[EXERCISE AIM] Each line that holds the word "吹麻滩镇" counts once; give the total number of such lines and nothing else.

[Stored records]
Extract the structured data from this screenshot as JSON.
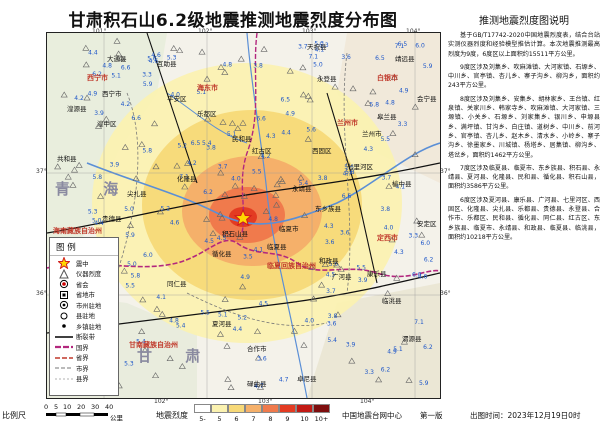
{
  "title": "甘肃积石山6.2级地震推测地震烈度分布图",
  "panel": {
    "title": "推测地震烈度图说明",
    "paragraphs": [
      "基于GB/T17742-2020中国地震烈度表，结合台站实测仪器烈度和经验模型推估计算。本次地震推测最高烈度为9度，6度区以上面积约15511平方公里。",
      "9度区涉及刘集乡、吹麻滩镇、大河家镇、石塬乡、中川乡、官亭镇、杏儿乡、寨子沟乡、柳沟乡，面积约243平方公里。",
      "8度区涉及刘集乡、安集乡、胡林家乡、王台镇、红泉镇、关家川乡、韩家寺乡、吹麻滩镇、大河家镇、三塬镇、小关乡、石塬乡、刘家集乡、银川乡、申塬县乡、满坪镇、甘沟乡、白庄镇、道树乡、中川乡、前河乡、官亭镇、杏儿乡、赵木乡、清水乡、小岭乡、寨子沟乡、徐墨家乡、川城镇、杨塔乡、居集镇、柳沟乡、塔岔乡，面积约1462平方公里。",
      "7度区涉及临夏县、临夏市、东乡族县、积石县、永靖县、夏河县、化隆县、民和县、循化县、积石山县，面积约3586平方公里。",
      "6度区涉及夏河县、康乐县、广河县、七里河区、西固区、化隆县、尖扎县、乐都县、贵德县、永登县、合作市、乐都区、民和县、循化县、同仁县、红古区、东乡族县、临夏市、永靖县、和政县、临夏县、临洮县，面积约10218平方公里。"
    ]
  },
  "legend": {
    "title": "图 例",
    "items": [
      {
        "label": "震中",
        "icon": "epicenter-star-icon"
      },
      {
        "label": "仪器烈度",
        "icon": "instrument-triangle-icon"
      },
      {
        "label": "省会",
        "icon": "provincial-capital-icon"
      },
      {
        "label": "省地市",
        "icon": "prefecture-city-icon"
      },
      {
        "label": "市州驻地",
        "icon": "city-seat-icon"
      },
      {
        "label": "县驻地",
        "icon": "county-seat-icon"
      },
      {
        "label": "乡镇驻地",
        "icon": "township-seat-icon"
      },
      {
        "label": "断裂带",
        "icon": "fault-line-icon"
      },
      {
        "label": "国界",
        "icon": "national-border-icon"
      },
      {
        "label": "省界",
        "icon": "provincial-border-icon"
      },
      {
        "label": "市界",
        "icon": "city-border-icon"
      },
      {
        "label": "县界",
        "icon": "county-border-icon"
      }
    ]
  },
  "coords": {
    "top": [
      "101°",
      "102°",
      "103°",
      "104°"
    ],
    "bottom": [
      "102°",
      "103°",
      "104°"
    ],
    "left": [
      "37°",
      "36°"
    ],
    "right": [
      "37°",
      "36°"
    ]
  },
  "map_labels": {
    "regions": [
      "青海省",
      "甘肃省",
      "海南藏族自治州",
      "甘南藏族自治州",
      "临夏回族自治州",
      "海东市",
      "西宁市",
      "兰州市",
      "白银市",
      "定西市"
    ],
    "places": [
      "天祝县",
      "永登县",
      "皋兰县",
      "靖远县",
      "兰州市",
      "西宁市",
      "湟中区",
      "平安区",
      "乐都区",
      "民和县",
      "化隆县",
      "循化县",
      "尖扎县",
      "贵德县",
      "同仁县",
      "泽库县",
      "夏河县",
      "合作市",
      "临夏县",
      "临夏市",
      "东乡族县",
      "永靖县",
      "积石山县",
      "和政县",
      "康乐县",
      "广河县",
      "临洮县",
      "渭源县",
      "榆中县",
      "会宁县",
      "安定区",
      "卓尼县",
      "碌曲县",
      "红古区",
      "西固区",
      "七里河区",
      "共和县",
      "湟源县",
      "大通县",
      "互助县"
    ],
    "big_letters": [
      "青 海",
      "甘 肃"
    ]
  },
  "bottom": {
    "scale_label": "比例尺",
    "scale_ticks": [
      "0",
      "5",
      "10",
      "20",
      "30",
      "40"
    ],
    "scale_unit": "公里",
    "intensity_label": "地震烈度",
    "intensity_levels": [
      "5-",
      "5",
      "6",
      "7",
      "8",
      "9",
      "10",
      "10+"
    ],
    "intensity_colors": [
      "#ffffff",
      "#fbf2b0",
      "#f7d978",
      "#f5b06a",
      "#f07a4c",
      "#e33b22",
      "#c21a14",
      "#7e0e0e"
    ],
    "org": "中国地震台网中心",
    "edition": "第一版",
    "time": "出图时间：2023年12月19日0时"
  },
  "intensity_values": [
    "3.6",
    "4.0",
    "4.2",
    "4.6",
    "3.8",
    "3.9",
    "4.5",
    "5.0",
    "5.2",
    "4.7",
    "4.9",
    "5.3",
    "6.2",
    "5.1",
    "5.5",
    "4.1",
    "3.5",
    "4.8",
    "5.4",
    "5.8",
    "6.0",
    "6.5",
    "7.1",
    "4.3",
    "3.7",
    "3.3",
    "5.6",
    "4.4",
    "5.9",
    "6.6"
  ]
}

[TASK RESULT] 2